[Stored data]
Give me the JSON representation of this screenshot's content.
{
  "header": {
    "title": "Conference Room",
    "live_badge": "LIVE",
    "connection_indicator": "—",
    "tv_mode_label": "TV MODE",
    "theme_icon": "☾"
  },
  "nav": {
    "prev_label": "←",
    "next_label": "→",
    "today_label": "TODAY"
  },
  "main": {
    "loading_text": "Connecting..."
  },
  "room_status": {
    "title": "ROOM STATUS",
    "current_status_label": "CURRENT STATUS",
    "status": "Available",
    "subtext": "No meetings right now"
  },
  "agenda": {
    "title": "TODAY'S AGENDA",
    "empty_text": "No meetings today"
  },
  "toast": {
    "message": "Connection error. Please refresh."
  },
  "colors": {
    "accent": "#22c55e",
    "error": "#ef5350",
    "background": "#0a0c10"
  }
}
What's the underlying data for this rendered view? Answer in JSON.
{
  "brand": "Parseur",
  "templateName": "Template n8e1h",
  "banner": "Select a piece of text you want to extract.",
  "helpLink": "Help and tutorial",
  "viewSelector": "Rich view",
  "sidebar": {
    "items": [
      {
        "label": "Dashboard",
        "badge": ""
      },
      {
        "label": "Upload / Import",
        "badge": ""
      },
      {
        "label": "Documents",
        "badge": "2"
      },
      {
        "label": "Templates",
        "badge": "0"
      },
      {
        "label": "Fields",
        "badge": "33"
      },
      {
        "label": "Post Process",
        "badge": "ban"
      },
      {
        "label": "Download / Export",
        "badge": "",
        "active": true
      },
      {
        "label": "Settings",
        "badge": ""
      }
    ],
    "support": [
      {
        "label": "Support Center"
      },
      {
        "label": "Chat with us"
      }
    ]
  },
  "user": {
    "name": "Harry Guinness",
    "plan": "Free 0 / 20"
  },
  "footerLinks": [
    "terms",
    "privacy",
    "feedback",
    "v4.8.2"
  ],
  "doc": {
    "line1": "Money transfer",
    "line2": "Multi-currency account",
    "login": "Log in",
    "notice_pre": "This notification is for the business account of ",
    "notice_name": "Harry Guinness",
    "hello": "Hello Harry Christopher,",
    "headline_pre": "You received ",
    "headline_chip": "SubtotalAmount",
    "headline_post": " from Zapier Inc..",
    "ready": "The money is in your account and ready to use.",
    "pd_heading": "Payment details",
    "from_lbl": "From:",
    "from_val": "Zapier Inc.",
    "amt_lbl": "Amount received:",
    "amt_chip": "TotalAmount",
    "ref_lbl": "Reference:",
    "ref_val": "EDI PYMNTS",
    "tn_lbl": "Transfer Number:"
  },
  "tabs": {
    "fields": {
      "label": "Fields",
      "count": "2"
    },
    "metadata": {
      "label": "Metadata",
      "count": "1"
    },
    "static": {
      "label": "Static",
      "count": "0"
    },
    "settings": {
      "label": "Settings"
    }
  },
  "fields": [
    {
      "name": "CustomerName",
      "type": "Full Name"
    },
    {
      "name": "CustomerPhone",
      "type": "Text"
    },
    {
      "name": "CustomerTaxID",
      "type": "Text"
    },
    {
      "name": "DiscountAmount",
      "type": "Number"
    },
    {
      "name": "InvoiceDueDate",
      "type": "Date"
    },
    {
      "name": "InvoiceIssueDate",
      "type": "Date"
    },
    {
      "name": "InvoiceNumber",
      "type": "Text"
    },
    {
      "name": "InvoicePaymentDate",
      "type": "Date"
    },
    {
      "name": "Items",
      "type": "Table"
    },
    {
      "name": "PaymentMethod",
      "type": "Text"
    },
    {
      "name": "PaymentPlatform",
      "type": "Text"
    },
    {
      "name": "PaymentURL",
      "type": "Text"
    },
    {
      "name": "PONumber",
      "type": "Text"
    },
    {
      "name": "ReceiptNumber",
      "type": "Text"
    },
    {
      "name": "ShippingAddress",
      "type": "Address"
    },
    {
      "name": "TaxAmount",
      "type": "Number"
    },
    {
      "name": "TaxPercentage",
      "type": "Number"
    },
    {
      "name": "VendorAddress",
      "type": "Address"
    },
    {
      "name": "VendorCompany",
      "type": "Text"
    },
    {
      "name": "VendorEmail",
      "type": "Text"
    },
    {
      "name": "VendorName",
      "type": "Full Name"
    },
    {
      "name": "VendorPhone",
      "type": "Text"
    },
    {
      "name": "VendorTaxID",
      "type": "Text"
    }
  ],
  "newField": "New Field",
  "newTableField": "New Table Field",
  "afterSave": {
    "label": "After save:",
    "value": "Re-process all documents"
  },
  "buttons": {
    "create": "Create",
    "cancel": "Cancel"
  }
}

#### Work to be completed
Copy all the lines, exactly.

#### Exercise output
Give me the JSON representation of this screenshot's content.
{
  "header": {
    "title": "Conference Room",
    "live_badge": "LIVE",
    "connection_indicator": "—",
    "tv_mode_label": "TV MODE",
    "theme_icon": "☾"
  },
  "nav": {
    "prev_label": "←",
    "next_label": "→",
    "today_label": "TODAY"
  },
  "main": {
    "loading_text": "Connecting..."
  },
  "room_status": {
    "title": "ROOM STATUS",
    "current_status_label": "CURRENT STATUS",
    "status": "Available",
    "subtext": "No meetings right now"
  },
  "agenda": {
    "title": "TODAY'S AGENDA",
    "empty_text": "No meetings today"
  },
  "toast": {
    "message": "Connection error. Please refresh."
  },
  "colors": {
    "accent": "#22c55e",
    "error": "#ef5350",
    "background": "#0a0c10"
  }
}
What's the underlying data for this rendered view? Answer in JSON.
{
  "brand": "Parseur",
  "templateName": "Template n8e1h",
  "banner": "Select a piece of text you want to extract.",
  "helpLink": "Help and tutorial",
  "viewSelector": "Rich view",
  "sidebar": {
    "items": [
      {
        "label": "Dashboard",
        "badge": ""
      },
      {
        "label": "Upload / Import",
        "badge": ""
      },
      {
        "label": "Documents",
        "badge": "2"
      },
      {
        "label": "Templates",
        "badge": "0"
      },
      {
        "label": "Fields",
        "badge": "33"
      },
      {
        "label": "Post Process",
        "badge": "ban"
      },
      {
        "label": "Download / Export",
        "badge": "",
        "active": true
      },
      {
        "label": "Settings",
        "badge": ""
      }
    ],
    "support": [
      {
        "label": "Support Center"
      },
      {
        "label": "Chat with us"
      }
    ]
  },
  "user": {
    "name": "Harry Guinness",
    "plan": "Free 0 / 20"
  },
  "footerLinks": [
    "terms",
    "privacy",
    "feedback",
    "v4.8.2"
  ],
  "doc": {
    "line1": "Money transfer",
    "line2": "Multi-currency account",
    "login": "Log in",
    "notice_pre": "This notification is for the business account of ",
    "notice_name": "Harry Guinness",
    "hello": "Hello Harry Christopher,",
    "headline_pre": "You received ",
    "headline_chip": "SubtotalAmount",
    "headline_post": " from Zapier Inc..",
    "ready": "The money is in your account and ready to use.",
    "pd_heading": "Payment details",
    "from_lbl": "From:",
    "from_val": "Zapier Inc.",
    "amt_lbl": "Amount received:",
    "amt_chip": "TotalAmount",
    "ref_lbl": "Reference:",
    "ref_val": "EDI PYMNTS",
    "tn_lbl": "Transfer Number:"
  },
  "tabs": {
    "fields": {
      "label": "Fields",
      "count": "2"
    },
    "metadata": {
      "label": "Metadata",
      "count": "1"
    },
    "static": {
      "label": "Static",
      "count": "0"
    },
    "settings": {
      "label": "Settings"
    }
  },
  "fields": [
    {
      "name": "CustomerName",
      "type": "Full Name"
    },
    {
      "name": "CustomerPhone",
      "type": "Text"
    },
    {
      "name": "CustomerTaxID",
      "type": "Text"
    },
    {
      "name": "DiscountAmount",
      "type": "Number"
    },
    {
      "name": "InvoiceDueDate",
      "type": "Date"
    },
    {
      "name": "InvoiceIssueDate",
      "type": "Date"
    },
    {
      "name": "InvoiceNumber",
      "type": "Text"
    },
    {
      "name": "InvoicePaymentDate",
      "type": "Date"
    },
    {
      "name": "Items",
      "type": "Table"
    },
    {
      "name": "PaymentMethod",
      "type": "Text"
    },
    {
      "name": "PaymentPlatform",
      "type": "Text"
    },
    {
      "name": "PaymentURL",
      "type": "Text"
    },
    {
      "name": "PONumber",
      "type": "Text"
    },
    {
      "name": "ReceiptNumber",
      "type": "Text"
    },
    {
      "name": "ShippingAddress",
      "type": "Address"
    },
    {
      "name": "TaxAmount",
      "type": "Number"
    },
    {
      "name": "TaxPercentage",
      "type": "Number"
    },
    {
      "name": "VendorAddress",
      "type": "Address"
    },
    {
      "name": "VendorCompany",
      "type": "Text"
    },
    {
      "name": "VendorEmail",
      "type": "Text"
    },
    {
      "name": "VendorName",
      "type": "Full Name"
    },
    {
      "name": "VendorPhone",
      "type": "Text"
    },
    {
      "name": "VendorTaxID",
      "type": "Text"
    }
  ],
  "newField": "New Field",
  "newTableField": "New Table Field",
  "afterSave": {
    "label": "After save:",
    "value": "Re-process all documents"
  },
  "buttons": {
    "create": "Create",
    "cancel": "Cancel"
  }
}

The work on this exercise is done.